Gather all lines in the data that hold the string "panel".
_ _ _ _ _
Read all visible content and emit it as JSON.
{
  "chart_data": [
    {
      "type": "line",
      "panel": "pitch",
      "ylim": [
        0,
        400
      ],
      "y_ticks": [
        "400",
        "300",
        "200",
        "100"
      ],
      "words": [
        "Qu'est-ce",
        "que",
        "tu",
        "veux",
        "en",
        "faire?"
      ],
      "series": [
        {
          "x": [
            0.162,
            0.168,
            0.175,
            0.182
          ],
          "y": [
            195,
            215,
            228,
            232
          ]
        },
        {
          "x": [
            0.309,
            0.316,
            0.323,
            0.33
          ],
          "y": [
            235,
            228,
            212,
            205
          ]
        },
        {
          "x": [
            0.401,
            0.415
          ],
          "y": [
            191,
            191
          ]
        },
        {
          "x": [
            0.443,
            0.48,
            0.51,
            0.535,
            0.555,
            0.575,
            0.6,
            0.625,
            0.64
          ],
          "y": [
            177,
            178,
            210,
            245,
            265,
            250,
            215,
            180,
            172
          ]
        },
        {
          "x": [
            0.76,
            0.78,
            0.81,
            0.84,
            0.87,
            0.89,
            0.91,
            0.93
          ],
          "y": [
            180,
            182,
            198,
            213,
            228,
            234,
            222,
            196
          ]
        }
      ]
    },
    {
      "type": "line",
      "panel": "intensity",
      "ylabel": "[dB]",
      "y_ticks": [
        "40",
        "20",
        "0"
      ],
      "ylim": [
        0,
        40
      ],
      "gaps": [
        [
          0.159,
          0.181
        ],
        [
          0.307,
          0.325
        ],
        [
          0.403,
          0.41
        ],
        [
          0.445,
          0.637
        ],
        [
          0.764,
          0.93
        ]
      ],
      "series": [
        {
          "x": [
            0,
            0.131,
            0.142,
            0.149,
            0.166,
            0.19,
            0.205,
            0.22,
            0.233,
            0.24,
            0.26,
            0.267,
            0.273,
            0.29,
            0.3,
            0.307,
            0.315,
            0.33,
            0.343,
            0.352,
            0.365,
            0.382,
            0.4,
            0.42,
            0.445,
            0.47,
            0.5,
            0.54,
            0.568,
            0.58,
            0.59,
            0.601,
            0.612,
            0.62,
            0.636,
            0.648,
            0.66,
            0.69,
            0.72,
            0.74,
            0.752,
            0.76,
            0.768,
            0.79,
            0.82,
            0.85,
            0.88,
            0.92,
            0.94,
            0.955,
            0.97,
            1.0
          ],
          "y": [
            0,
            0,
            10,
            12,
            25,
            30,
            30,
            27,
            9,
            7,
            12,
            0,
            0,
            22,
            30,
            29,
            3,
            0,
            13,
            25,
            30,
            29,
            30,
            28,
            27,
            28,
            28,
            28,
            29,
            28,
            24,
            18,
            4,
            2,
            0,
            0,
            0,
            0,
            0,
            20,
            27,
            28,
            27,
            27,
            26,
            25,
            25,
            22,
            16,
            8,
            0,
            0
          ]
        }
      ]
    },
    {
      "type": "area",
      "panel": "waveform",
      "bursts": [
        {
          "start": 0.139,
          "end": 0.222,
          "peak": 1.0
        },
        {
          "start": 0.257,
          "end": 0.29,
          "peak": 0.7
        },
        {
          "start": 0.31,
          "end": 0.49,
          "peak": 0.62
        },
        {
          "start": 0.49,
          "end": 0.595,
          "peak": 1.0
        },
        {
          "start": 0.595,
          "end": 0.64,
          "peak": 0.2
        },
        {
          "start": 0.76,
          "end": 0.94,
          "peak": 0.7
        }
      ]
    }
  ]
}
_ _ _ _ _
# [Result for this task]
      "panel": "pitch",
      "panel": "intensity",
      "panel": "waveform",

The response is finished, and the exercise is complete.